Brief 1: According to the text about the Round Tower below, who designed the tower?

Text shown:
"""
Astronomy buffs, those who like to gaze at celestial bodies or even those who just want to take in panoramic views of Copenhagen know where the best place is to do these things: the Rundetårn, Rundetaarn or “Round Tower.” This 17th century cylindrical tower is one of the most popular and impressive sights in the capital city of Denmark. It was designed by architect Hans van Steenwickel by orders from Christian IV as part of the Trinitatis Complex – a church, library and an observatory all together in a single building.
Read on to learn more about this very special monument in Denmark.
The Round Tower Copenhagen Building History
One historical structure in Denmark worth your visit is the Rundetarn which literally means Round Tower. Situated in the central part of the Danish capital of Copenhagen, this building was built way back in the 17th century specifically in 1637 and took five years to complete.
The Round Tower was constructed during the time of Christian IV as an astronomical observatory. It features a helical corridor with a 7.5-turn spiral ramp that leads to the topmost part of the tower. And there at the top, one can experience breathtaking views of the Copenhagen city unlike any other venue.
It became an outdated astronomical observatory in the 19th century due to pollution and increased traffic that rendered observations inaccurate. This resulted to the decision to build another observatory.
The tower was decommissioned as a university observatory in 1860 but was reopened in 1928 to the public.
A 17th-Century Danish Icon Known as the Rundetårn
The Round Tower is one of Denmark’s 4-centuries-ago icons that continue to be visited by travelers from all over the world. It is Europe’s oldest functioning observatory. It was built to continue the research of the famous astronomer Tycho Brahe after his death.
"""
Working data:
"""
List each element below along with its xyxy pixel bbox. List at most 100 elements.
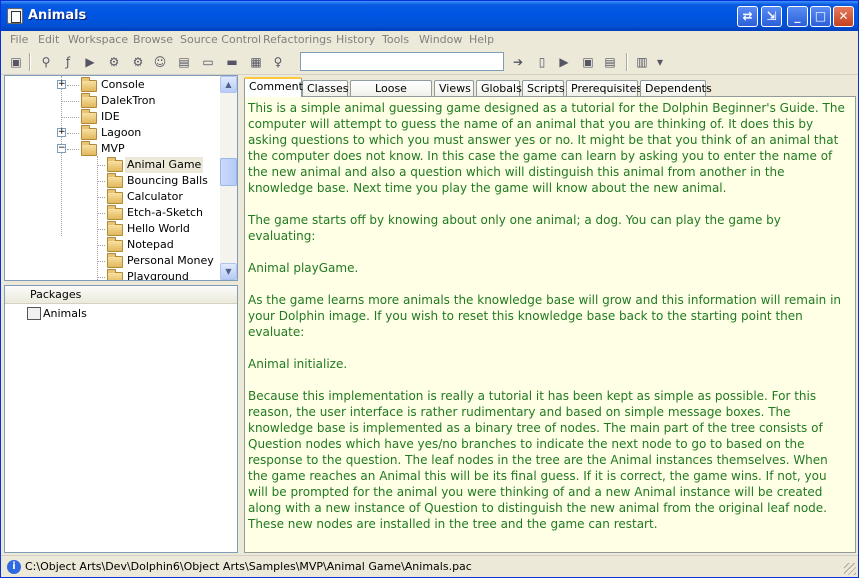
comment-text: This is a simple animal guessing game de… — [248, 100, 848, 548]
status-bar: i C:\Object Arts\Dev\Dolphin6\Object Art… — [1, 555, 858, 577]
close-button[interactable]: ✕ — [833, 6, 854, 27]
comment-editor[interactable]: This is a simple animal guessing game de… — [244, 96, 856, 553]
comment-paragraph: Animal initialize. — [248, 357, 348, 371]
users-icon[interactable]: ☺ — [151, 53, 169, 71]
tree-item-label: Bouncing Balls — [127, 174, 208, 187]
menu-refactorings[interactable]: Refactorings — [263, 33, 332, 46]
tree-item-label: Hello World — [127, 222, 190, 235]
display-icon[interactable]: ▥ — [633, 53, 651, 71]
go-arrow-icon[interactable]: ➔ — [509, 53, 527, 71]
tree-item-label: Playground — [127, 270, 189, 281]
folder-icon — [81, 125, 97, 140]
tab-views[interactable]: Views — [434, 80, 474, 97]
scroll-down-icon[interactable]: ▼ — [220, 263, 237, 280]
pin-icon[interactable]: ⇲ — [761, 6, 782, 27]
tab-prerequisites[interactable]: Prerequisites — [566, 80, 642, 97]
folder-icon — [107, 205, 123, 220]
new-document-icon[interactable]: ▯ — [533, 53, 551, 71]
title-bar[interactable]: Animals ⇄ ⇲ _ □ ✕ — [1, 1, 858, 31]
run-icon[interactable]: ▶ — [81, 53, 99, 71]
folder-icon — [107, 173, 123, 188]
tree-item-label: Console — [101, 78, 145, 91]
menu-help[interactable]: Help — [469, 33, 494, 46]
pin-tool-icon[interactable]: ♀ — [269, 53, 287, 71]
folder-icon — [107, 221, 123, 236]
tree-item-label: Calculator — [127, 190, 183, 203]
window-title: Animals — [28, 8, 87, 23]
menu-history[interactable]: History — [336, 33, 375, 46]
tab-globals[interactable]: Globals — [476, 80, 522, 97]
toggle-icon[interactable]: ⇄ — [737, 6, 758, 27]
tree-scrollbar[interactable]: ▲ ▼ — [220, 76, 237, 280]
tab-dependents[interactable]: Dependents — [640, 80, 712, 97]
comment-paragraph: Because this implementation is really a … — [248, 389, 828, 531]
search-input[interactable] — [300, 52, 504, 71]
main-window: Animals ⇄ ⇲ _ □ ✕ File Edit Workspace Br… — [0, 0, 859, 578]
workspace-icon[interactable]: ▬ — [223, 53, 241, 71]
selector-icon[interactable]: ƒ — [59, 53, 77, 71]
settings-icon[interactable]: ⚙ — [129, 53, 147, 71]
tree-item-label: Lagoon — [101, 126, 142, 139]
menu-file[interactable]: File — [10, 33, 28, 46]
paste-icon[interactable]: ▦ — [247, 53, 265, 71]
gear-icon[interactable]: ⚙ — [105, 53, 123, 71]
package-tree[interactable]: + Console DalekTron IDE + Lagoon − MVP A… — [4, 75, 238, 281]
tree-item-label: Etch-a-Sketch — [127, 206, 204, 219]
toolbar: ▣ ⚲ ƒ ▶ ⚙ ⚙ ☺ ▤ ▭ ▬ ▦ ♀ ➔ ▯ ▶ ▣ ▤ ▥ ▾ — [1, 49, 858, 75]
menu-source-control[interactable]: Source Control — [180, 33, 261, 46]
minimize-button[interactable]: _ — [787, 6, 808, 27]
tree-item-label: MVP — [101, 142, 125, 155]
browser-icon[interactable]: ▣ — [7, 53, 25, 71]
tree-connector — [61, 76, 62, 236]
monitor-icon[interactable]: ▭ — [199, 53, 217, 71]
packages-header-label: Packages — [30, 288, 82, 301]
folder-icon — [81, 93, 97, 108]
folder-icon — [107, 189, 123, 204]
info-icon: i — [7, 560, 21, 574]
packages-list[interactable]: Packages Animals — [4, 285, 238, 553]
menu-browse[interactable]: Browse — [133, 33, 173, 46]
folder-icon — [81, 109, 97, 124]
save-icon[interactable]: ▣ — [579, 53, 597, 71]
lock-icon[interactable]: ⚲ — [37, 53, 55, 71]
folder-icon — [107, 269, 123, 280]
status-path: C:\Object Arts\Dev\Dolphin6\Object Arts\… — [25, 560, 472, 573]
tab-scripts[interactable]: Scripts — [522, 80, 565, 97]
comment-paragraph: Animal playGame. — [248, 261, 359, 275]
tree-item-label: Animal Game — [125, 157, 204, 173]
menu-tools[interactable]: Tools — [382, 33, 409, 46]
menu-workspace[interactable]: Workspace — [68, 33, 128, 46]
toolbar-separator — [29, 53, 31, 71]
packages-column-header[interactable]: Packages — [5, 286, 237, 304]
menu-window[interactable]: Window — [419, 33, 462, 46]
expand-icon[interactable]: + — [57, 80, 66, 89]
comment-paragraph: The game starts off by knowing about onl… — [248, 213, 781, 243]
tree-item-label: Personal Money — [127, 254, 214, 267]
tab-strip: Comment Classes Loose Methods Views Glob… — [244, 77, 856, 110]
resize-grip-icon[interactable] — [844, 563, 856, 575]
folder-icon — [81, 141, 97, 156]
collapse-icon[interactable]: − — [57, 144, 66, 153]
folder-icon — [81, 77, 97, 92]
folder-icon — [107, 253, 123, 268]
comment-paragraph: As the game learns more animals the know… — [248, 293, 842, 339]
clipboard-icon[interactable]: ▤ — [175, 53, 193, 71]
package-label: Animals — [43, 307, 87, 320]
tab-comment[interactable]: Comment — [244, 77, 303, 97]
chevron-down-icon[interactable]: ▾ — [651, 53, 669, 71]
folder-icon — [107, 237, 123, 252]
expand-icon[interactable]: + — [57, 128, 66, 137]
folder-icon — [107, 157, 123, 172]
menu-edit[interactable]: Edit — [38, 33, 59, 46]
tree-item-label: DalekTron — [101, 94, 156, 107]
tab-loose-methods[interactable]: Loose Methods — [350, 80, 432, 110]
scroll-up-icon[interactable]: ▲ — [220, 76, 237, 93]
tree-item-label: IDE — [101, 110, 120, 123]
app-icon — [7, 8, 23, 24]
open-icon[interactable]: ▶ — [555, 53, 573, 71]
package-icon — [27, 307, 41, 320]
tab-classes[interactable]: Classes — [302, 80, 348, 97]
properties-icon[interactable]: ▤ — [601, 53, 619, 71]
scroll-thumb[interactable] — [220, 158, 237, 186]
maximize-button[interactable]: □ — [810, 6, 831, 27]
"""
Brief 2: In the listing above, copy out everything from the line containing "comment-text: This is" down to the line containing "pin-tool-icon[interactable]: ♀ —", with both of those lines included and the text unchanged.

Final answer 1: Hans van Steenwickel

Final answer 2:
comment-text: This is a simple animal guessing game de… — [248, 100, 848, 548]
status-bar: i C:\Object Arts\Dev\Dolphin6\Object Art… — [1, 555, 858, 577]
close-button[interactable]: ✕ — [833, 6, 854, 27]
comment-editor[interactable]: This is a simple animal guessing game de… — [244, 96, 856, 553]
comment-paragraph: Animal initialize. — [248, 357, 348, 371]
users-icon[interactable]: ☺ — [151, 53, 169, 71]
tree-item-label: Bouncing Balls — [127, 174, 208, 187]
menu-refactorings[interactable]: Refactorings — [263, 33, 332, 46]
tree-item-label: Hello World — [127, 222, 190, 235]
display-icon[interactable]: ▥ — [633, 53, 651, 71]
go-arrow-icon[interactable]: ➔ — [509, 53, 527, 71]
tree-item-label: Playground — [127, 270, 189, 281]
folder-icon — [81, 125, 97, 140]
tab-views[interactable]: Views — [434, 80, 474, 97]
scroll-down-icon[interactable]: ▼ — [220, 263, 237, 280]
pin-icon[interactable]: ⇲ — [761, 6, 782, 27]
tab-prerequisites[interactable]: Prerequisites — [566, 80, 642, 97]
folder-icon — [107, 205, 123, 220]
new-document-icon[interactable]: ▯ — [533, 53, 551, 71]
title-bar[interactable]: Animals ⇄ ⇲ _ □ ✕ — [1, 1, 858, 31]
run-icon[interactable]: ▶ — [81, 53, 99, 71]
folder-icon — [107, 173, 123, 188]
tree-item-label: Console — [101, 78, 145, 91]
menu-help[interactable]: Help — [469, 33, 494, 46]
pin-tool-icon[interactable]: ♀ — [269, 53, 287, 71]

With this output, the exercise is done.